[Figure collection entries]
## BEGIN

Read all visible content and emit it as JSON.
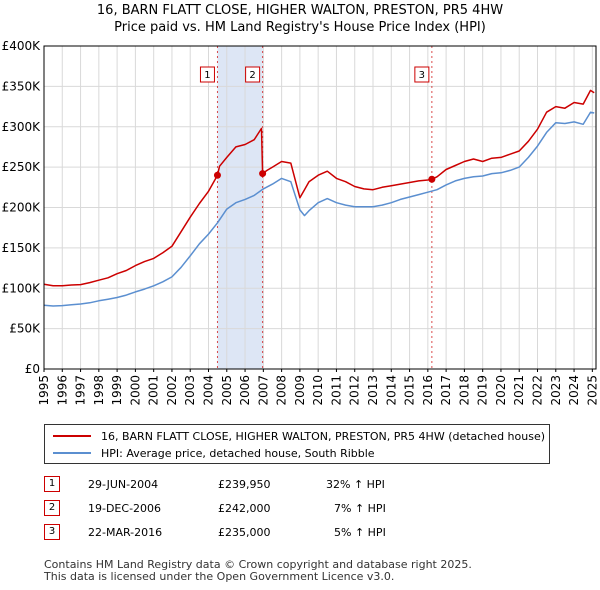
{
  "header": {
    "title": "16, BARN FLATT CLOSE, HIGHER WALTON, PRESTON, PR5 4HW",
    "subtitle": "Price paid vs. HM Land Registry's House Price Index (HPI)"
  },
  "colors": {
    "property": "#cc0000",
    "hpi": "#5b8fd0",
    "shade": "#dde6f5",
    "grid": "#d9d9d9",
    "marker": "#cc0000"
  },
  "chart_data": {
    "type": "line",
    "title": "16, BARN FLATT CLOSE, HIGHER WALTON, PRESTON, PR5 4HW",
    "subtitle": "Price paid vs. HM Land Registry's House Price Index (HPI)",
    "xlabel": "",
    "ylabel": "",
    "xlim": [
      1995,
      2025.2
    ],
    "ylim": [
      0,
      400000
    ],
    "grid": true,
    "y_ticks": [
      {
        "value": 0,
        "label": "£0"
      },
      {
        "value": 50000,
        "label": "£50K"
      },
      {
        "value": 100000,
        "label": "£100K"
      },
      {
        "value": 150000,
        "label": "£150K"
      },
      {
        "value": 200000,
        "label": "£200K"
      },
      {
        "value": 250000,
        "label": "£250K"
      },
      {
        "value": 300000,
        "label": "£300K"
      },
      {
        "value": 350000,
        "label": "£350K"
      },
      {
        "value": 400000,
        "label": "£400K"
      }
    ],
    "x_ticks": [
      {
        "value": 1995,
        "label": "1995"
      },
      {
        "value": 1996,
        "label": "1996"
      },
      {
        "value": 1997,
        "label": "1997"
      },
      {
        "value": 1998,
        "label": "1998"
      },
      {
        "value": 1999,
        "label": "1999"
      },
      {
        "value": 2000,
        "label": "2000"
      },
      {
        "value": 2001,
        "label": "2001"
      },
      {
        "value": 2002,
        "label": "2002"
      },
      {
        "value": 2003,
        "label": "2003"
      },
      {
        "value": 2004,
        "label": "2004"
      },
      {
        "value": 2005,
        "label": "2005"
      },
      {
        "value": 2006,
        "label": "2006"
      },
      {
        "value": 2007,
        "label": "2007"
      },
      {
        "value": 2008,
        "label": "2008"
      },
      {
        "value": 2009,
        "label": "2009"
      },
      {
        "value": 2010,
        "label": "2010"
      },
      {
        "value": 2011,
        "label": "2011"
      },
      {
        "value": 2012,
        "label": "2012"
      },
      {
        "value": 2013,
        "label": "2013"
      },
      {
        "value": 2014,
        "label": "2014"
      },
      {
        "value": 2015,
        "label": "2015"
      },
      {
        "value": 2016,
        "label": "2016"
      },
      {
        "value": 2017,
        "label": "2017"
      },
      {
        "value": 2018,
        "label": "2018"
      },
      {
        "value": 2019,
        "label": "2019"
      },
      {
        "value": 2020,
        "label": "2020"
      },
      {
        "value": 2021,
        "label": "2021"
      },
      {
        "value": 2022,
        "label": "2022"
      },
      {
        "value": 2023,
        "label": "2023"
      },
      {
        "value": 2024,
        "label": "2024"
      },
      {
        "value": 2025,
        "label": "2025"
      }
    ],
    "shaded_periods": [
      [
        2004.49,
        2006.96
      ]
    ],
    "series": [
      {
        "name": "16, BARN FLATT CLOSE, HIGHER WALTON, PRESTON, PR5 4HW (detached house)",
        "x": [
          1995.0,
          1995.5,
          1996.0,
          1996.5,
          1997.0,
          1997.5,
          1998.0,
          1998.5,
          1999.0,
          1999.5,
          2000.0,
          2000.5,
          2001.0,
          2001.5,
          2002.0,
          2002.5,
          2003.0,
          2003.5,
          2004.0,
          2004.49,
          2004.6,
          2005.0,
          2005.5,
          2006.0,
          2006.5,
          2006.9,
          2006.96,
          2007.2,
          2007.5,
          2008.0,
          2008.5,
          2009.0,
          2009.25,
          2009.5,
          2010.0,
          2010.5,
          2011.0,
          2011.5,
          2012.0,
          2012.5,
          2013.0,
          2013.5,
          2014.0,
          2014.5,
          2015.0,
          2015.5,
          2016.0,
          2016.22,
          2016.5,
          2017.0,
          2017.5,
          2018.0,
          2018.5,
          2019.0,
          2019.5,
          2020.0,
          2020.5,
          2021.0,
          2021.5,
          2022.0,
          2022.5,
          2023.0,
          2023.5,
          2024.0,
          2024.5,
          2024.9,
          2025.1
        ],
        "values": [
          105000,
          103000,
          103000,
          104000,
          104500,
          107000,
          110000,
          113000,
          118000,
          122000,
          128000,
          133000,
          137000,
          144000,
          152000,
          170000,
          188000,
          205000,
          220000,
          239950,
          251000,
          262000,
          275000,
          278000,
          284000,
          298000,
          242000,
          246000,
          250000,
          257000,
          255000,
          212000,
          222000,
          232000,
          240000,
          245000,
          236000,
          232000,
          226000,
          223000,
          222000,
          225000,
          227000,
          229000,
          231000,
          233000,
          234000,
          235000,
          238000,
          247000,
          252000,
          257000,
          260000,
          257000,
          261000,
          262000,
          266000,
          270000,
          282000,
          297000,
          318000,
          325000,
          323000,
          330000,
          328000,
          345000,
          342000
        ]
      },
      {
        "name": "HPI: Average price, detached house, South Ribble",
        "x": [
          1995.0,
          1995.5,
          1996.0,
          1996.5,
          1997.0,
          1997.5,
          1998.0,
          1998.5,
          1999.0,
          1999.5,
          2000.0,
          2000.5,
          2001.0,
          2001.5,
          2002.0,
          2002.5,
          2003.0,
          2003.5,
          2004.0,
          2004.49,
          2005.0,
          2005.5,
          2006.0,
          2006.5,
          2007.0,
          2007.5,
          2008.0,
          2008.5,
          2009.0,
          2009.25,
          2009.5,
          2010.0,
          2010.5,
          2011.0,
          2011.5,
          2012.0,
          2012.5,
          2013.0,
          2013.5,
          2014.0,
          2014.5,
          2015.0,
          2015.5,
          2016.0,
          2016.5,
          2017.0,
          2017.5,
          2018.0,
          2018.5,
          2019.0,
          2019.5,
          2020.0,
          2020.5,
          2021.0,
          2021.5,
          2022.0,
          2022.5,
          2023.0,
          2023.5,
          2024.0,
          2024.5,
          2024.9,
          2025.1
        ],
        "values": [
          79000,
          78000,
          78500,
          79500,
          80500,
          82000,
          84500,
          86500,
          88500,
          91500,
          95500,
          99000,
          103000,
          108000,
          114000,
          126000,
          140000,
          155000,
          167000,
          181000,
          198000,
          206000,
          210000,
          215000,
          223000,
          229000,
          236000,
          232000,
          197000,
          190000,
          196000,
          206000,
          211000,
          206000,
          203000,
          201000,
          201000,
          201000,
          203000,
          206000,
          210000,
          213000,
          216000,
          219000,
          222000,
          228000,
          233000,
          236000,
          238000,
          239000,
          242000,
          243000,
          246000,
          250000,
          262000,
          276000,
          293000,
          305000,
          304000,
          306000,
          303000,
          318000,
          317000
        ]
      }
    ],
    "sales": [
      {
        "label": "1",
        "x": 2004.49,
        "price": 239950
      },
      {
        "label": "2",
        "x": 2006.96,
        "price": 242000
      },
      {
        "label": "3",
        "x": 2016.22,
        "price": 235000
      }
    ]
  },
  "legend": {
    "property": "16, BARN FLATT CLOSE, HIGHER WALTON, PRESTON, PR5 4HW (detached house)",
    "hpi": "HPI: Average price, detached house, South Ribble"
  },
  "transactions": [
    {
      "num": "1",
      "date": "29-JUN-2004",
      "price": "£239,950",
      "change": "32% ↑ HPI"
    },
    {
      "num": "2",
      "date": "19-DEC-2006",
      "price": "£242,000",
      "change": "7% ↑ HPI"
    },
    {
      "num": "3",
      "date": "22-MAR-2016",
      "price": "£235,000",
      "change": "5% ↑ HPI"
    }
  ],
  "footer": {
    "line1": "Contains HM Land Registry data © Crown copyright and database right 2025.",
    "line2": "This data is licensed under the Open Government Licence v3.0."
  }
}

## END

Within the data above, pick out all lines holding the word "Land".

    "subtitle": "Price paid vs. HM Land Registry's House Price Index (HPI)"
    "subtitle": "Price paid vs. HM Land Registry's House Price Index (HPI)",
    "line1": "Contains HM Land Registry data © Crown copyright and database right 2025.",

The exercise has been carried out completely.